**TASK TO CARRY OUT**
Find the lines with the string "меры" and return them.

**DATA EXCERPTS**

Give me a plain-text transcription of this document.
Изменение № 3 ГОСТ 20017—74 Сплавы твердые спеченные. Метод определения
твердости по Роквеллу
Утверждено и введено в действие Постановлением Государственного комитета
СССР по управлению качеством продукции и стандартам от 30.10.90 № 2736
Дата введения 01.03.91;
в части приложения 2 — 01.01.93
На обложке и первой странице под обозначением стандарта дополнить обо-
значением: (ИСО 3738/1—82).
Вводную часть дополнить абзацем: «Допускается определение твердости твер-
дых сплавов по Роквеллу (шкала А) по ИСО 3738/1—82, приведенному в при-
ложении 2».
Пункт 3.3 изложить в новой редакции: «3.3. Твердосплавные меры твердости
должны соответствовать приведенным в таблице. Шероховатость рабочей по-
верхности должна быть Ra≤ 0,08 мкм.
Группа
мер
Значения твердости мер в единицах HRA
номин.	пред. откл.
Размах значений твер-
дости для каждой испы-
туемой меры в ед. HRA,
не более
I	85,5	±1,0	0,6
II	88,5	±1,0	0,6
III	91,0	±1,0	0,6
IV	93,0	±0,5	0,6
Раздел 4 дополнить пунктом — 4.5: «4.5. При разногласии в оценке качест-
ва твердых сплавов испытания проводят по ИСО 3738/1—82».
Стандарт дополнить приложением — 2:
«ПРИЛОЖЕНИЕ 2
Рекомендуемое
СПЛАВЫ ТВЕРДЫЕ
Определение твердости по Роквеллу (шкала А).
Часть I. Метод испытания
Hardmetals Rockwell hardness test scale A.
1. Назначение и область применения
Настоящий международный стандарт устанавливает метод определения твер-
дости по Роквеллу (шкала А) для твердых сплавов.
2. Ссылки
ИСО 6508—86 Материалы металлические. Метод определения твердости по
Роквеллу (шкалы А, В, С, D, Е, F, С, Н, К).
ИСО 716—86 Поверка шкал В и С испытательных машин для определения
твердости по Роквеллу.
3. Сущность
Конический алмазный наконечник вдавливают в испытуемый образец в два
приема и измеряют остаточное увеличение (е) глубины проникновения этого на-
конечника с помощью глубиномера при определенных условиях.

==

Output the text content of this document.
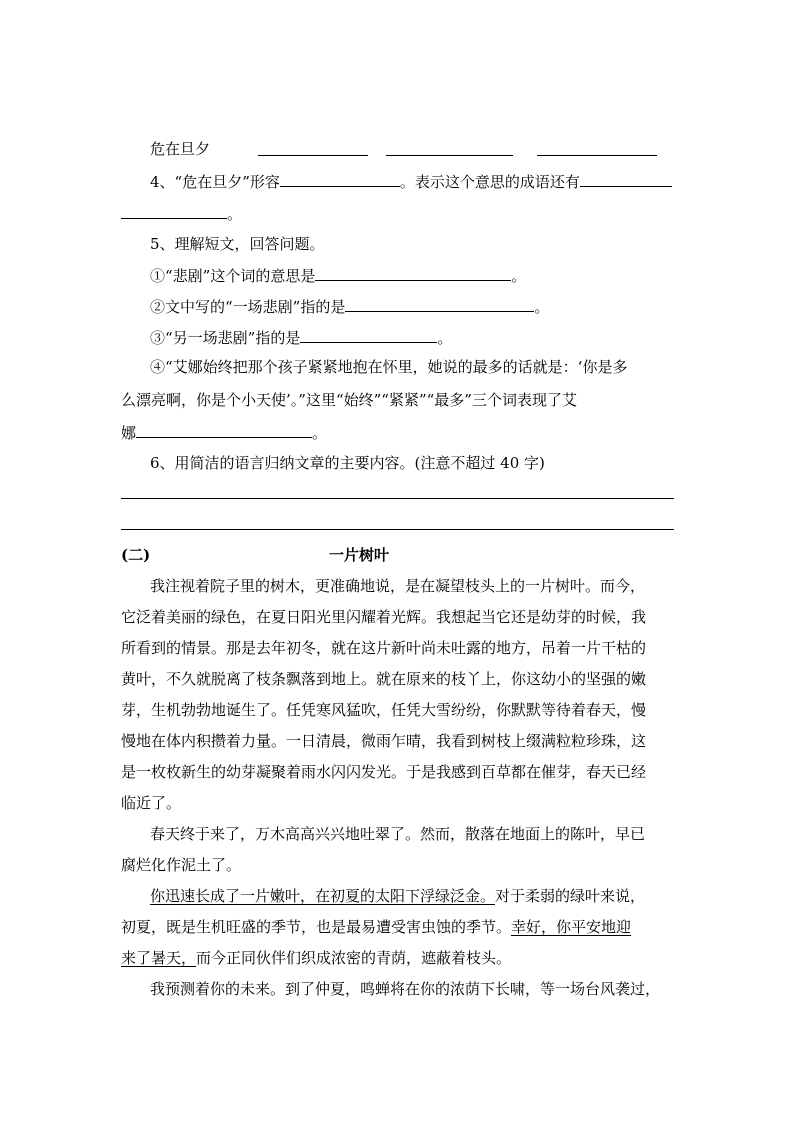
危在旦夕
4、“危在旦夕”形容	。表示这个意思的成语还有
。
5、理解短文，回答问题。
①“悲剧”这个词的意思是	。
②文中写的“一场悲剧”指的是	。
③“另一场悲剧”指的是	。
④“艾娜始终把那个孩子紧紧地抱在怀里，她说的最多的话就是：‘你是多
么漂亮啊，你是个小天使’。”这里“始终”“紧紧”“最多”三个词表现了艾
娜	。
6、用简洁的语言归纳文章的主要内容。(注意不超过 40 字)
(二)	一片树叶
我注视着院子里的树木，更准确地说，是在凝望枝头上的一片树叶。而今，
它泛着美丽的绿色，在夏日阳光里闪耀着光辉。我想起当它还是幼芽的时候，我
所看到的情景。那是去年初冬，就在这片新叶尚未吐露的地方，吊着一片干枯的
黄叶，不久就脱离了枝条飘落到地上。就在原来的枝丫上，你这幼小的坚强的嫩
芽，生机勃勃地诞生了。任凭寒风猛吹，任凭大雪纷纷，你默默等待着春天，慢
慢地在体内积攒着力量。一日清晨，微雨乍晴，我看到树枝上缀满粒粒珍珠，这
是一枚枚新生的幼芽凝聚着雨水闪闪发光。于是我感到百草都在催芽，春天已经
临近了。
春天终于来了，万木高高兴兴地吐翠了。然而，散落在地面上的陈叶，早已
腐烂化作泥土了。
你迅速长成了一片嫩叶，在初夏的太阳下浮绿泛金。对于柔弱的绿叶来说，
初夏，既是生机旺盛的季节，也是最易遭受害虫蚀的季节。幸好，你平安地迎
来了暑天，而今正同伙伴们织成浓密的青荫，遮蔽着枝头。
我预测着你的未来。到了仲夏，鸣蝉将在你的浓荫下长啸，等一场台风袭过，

...

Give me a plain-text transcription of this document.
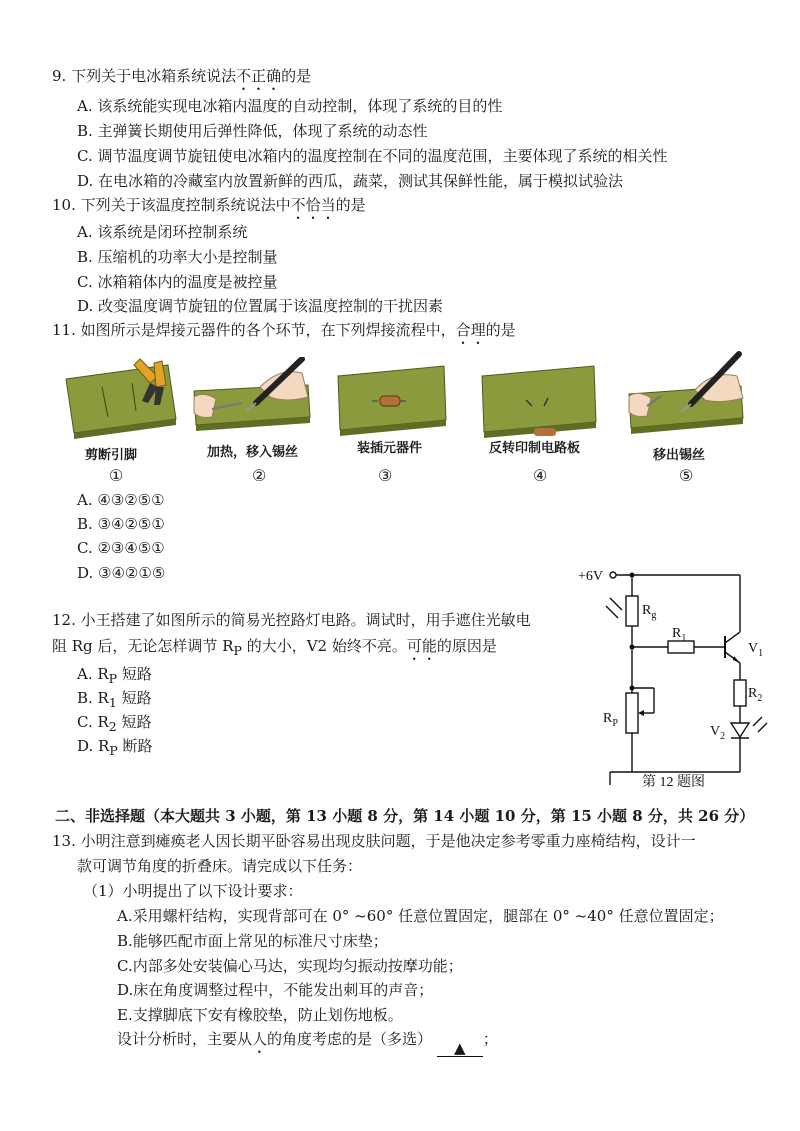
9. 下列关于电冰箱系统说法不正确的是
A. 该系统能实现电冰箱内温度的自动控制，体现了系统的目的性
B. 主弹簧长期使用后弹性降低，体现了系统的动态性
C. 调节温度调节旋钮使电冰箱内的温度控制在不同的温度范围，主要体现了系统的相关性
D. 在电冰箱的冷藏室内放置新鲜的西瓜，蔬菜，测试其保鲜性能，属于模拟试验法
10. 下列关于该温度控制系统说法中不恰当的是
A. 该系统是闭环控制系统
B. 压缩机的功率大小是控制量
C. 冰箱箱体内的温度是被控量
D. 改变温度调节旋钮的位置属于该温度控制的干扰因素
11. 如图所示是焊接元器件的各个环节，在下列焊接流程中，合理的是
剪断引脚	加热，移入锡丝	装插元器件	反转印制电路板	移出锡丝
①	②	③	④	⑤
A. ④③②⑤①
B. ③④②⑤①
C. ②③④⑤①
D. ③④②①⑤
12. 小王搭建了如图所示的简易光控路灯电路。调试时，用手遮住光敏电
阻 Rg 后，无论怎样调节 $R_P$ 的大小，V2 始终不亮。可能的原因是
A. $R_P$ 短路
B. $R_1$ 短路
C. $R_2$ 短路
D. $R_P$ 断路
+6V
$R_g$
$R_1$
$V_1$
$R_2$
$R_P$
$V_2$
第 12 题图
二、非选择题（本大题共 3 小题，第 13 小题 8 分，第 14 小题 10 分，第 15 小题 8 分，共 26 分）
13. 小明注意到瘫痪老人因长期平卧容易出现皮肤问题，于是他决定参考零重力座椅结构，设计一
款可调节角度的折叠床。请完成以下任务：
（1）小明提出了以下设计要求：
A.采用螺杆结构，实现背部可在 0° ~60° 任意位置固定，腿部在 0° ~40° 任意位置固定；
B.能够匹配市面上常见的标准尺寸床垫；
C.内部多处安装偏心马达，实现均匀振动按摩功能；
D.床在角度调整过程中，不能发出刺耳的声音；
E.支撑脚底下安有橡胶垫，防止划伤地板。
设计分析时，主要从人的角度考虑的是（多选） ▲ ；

**CORRECT RESULT**
Пункт 3.3 изложить в новой редакции: «3.3. Твердосплавные меры твердости
туемой меры в ед. HRA,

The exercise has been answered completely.